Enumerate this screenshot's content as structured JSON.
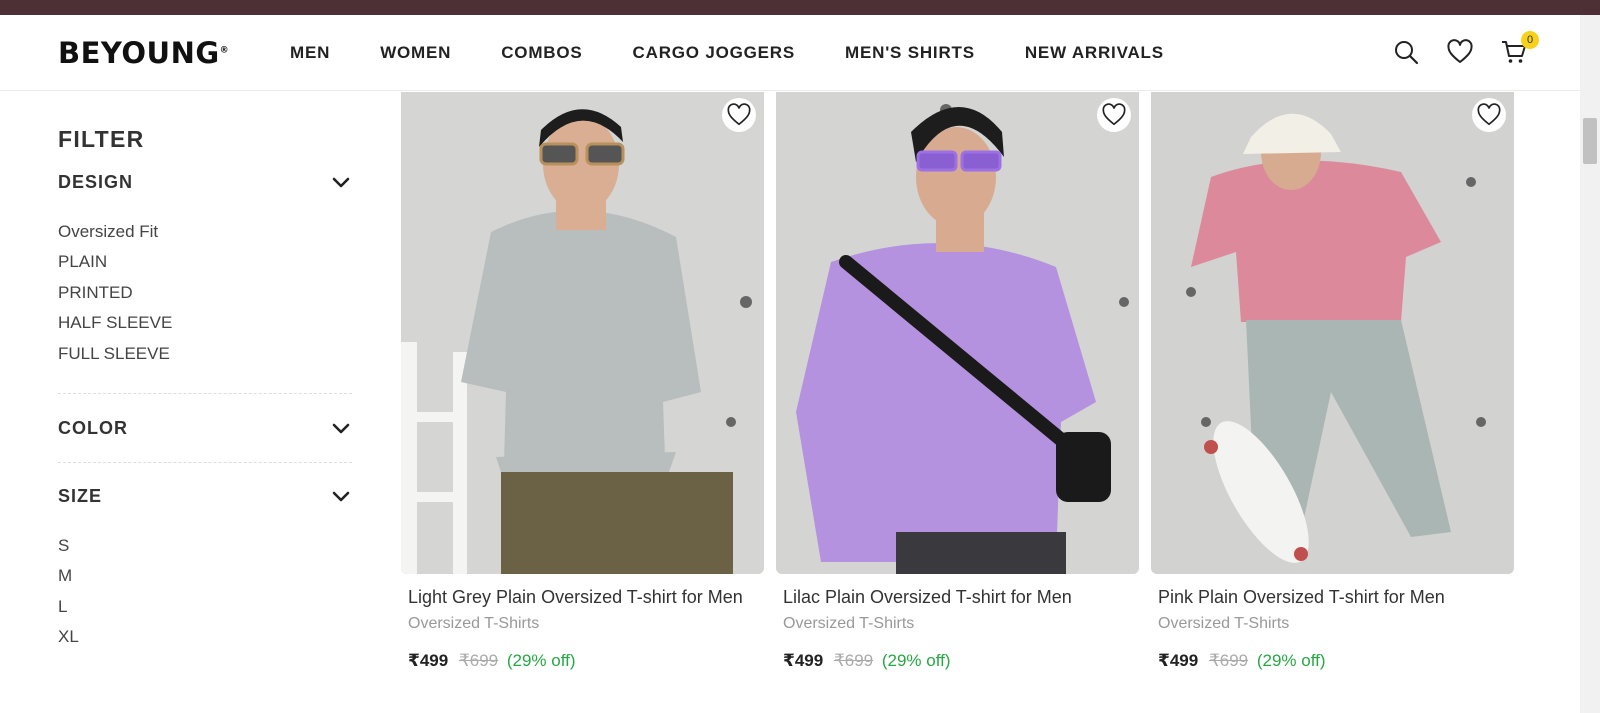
{
  "brand": {
    "logo": "BEYOUNG",
    "mark": "®",
    "topbar_color": "#4d2f36"
  },
  "nav": [
    "MEN",
    "WOMEN",
    "COMBOS",
    "CARGO JOGGERS",
    "MEN'S SHIRTS",
    "NEW ARRIVALS"
  ],
  "header_icons": {
    "search": "search-icon",
    "wishlist": "heart-icon",
    "cart": "cart-icon",
    "cart_count": "0"
  },
  "sidebar": {
    "title": "FILTER",
    "design": {
      "label": "DESIGN",
      "options": [
        "Oversized Fit",
        "PLAIN",
        "PRINTED",
        "HALF SLEEVE",
        "FULL SLEEVE"
      ]
    },
    "color": {
      "label": "COLOR"
    },
    "size": {
      "label": "SIZE",
      "options": [
        "S",
        "M",
        "L",
        "XL"
      ]
    }
  },
  "products": [
    {
      "name": "Light Grey Plain Oversized T-shirt for Men",
      "category": "Oversized T-Shirts",
      "price": "₹499",
      "mrp": "₹699",
      "discount": "(29% off)",
      "shirt_color": "#b8bdbd",
      "pants_color": "#6b6245"
    },
    {
      "name": "Lilac Plain Oversized T-shirt for Men",
      "category": "Oversized T-Shirts",
      "price": "₹499",
      "mrp": "₹699",
      "discount": "(29% off)",
      "shirt_color": "#b592e0",
      "pants_color": "#3a3a3e"
    },
    {
      "name": "Pink Plain Oversized T-shirt for Men",
      "category": "Oversized T-Shirts",
      "price": "₹499",
      "mrp": "₹699",
      "discount": "(29% off)",
      "shirt_color": "#dc8a9b",
      "pants_color": "#aab6b3"
    }
  ],
  "colors": {
    "accent_badge": "#f7d21c",
    "discount": "#27a844"
  }
}
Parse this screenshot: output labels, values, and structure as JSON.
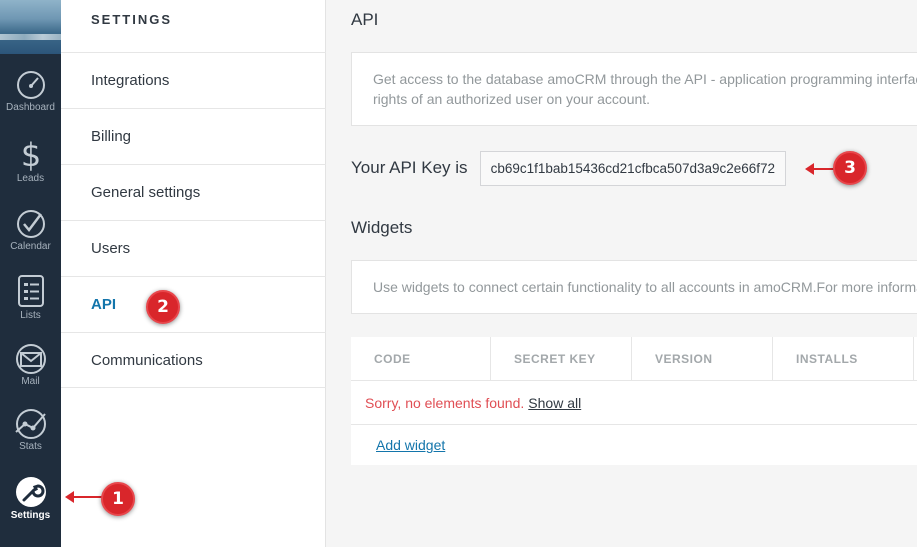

## REQUIRED WORK:
Tally the lines of the listing in which the word "this" occurs, and state the total alone.

## EXERCISE OUTPUT:
2